──────── Data excerpts
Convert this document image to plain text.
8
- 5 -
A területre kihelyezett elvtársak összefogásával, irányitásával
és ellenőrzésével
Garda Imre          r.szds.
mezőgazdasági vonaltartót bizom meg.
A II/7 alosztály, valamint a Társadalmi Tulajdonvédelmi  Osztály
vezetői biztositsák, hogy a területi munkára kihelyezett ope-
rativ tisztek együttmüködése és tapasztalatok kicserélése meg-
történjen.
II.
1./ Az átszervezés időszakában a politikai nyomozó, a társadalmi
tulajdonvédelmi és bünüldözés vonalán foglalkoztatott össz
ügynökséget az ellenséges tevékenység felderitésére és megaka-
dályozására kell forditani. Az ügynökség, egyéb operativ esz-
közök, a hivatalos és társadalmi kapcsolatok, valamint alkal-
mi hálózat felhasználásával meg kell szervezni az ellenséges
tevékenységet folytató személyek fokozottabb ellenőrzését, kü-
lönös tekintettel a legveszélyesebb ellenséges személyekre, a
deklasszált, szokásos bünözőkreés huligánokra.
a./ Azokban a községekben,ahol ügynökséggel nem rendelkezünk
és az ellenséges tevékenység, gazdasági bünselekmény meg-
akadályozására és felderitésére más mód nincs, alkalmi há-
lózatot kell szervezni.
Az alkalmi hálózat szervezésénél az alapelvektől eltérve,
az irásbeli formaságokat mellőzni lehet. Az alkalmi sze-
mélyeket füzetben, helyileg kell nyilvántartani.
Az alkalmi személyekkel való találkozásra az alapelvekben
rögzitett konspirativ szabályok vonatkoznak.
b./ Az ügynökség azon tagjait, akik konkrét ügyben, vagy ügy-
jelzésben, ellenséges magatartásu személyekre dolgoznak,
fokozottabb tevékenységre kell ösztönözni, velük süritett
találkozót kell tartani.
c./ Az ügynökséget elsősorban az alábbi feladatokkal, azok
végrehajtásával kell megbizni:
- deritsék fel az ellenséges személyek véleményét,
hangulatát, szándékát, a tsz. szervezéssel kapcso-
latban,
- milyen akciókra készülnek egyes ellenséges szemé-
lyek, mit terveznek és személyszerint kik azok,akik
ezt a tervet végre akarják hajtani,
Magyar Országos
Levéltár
────────────────
Copy, from the material, each line that holds the string "valamint".

A II/7 alosztály, valamint a Társadalmi Tulajdonvédelmi  Osztály
közök, a hivatalos és társadalmi kapcsolatok, valamint alkal-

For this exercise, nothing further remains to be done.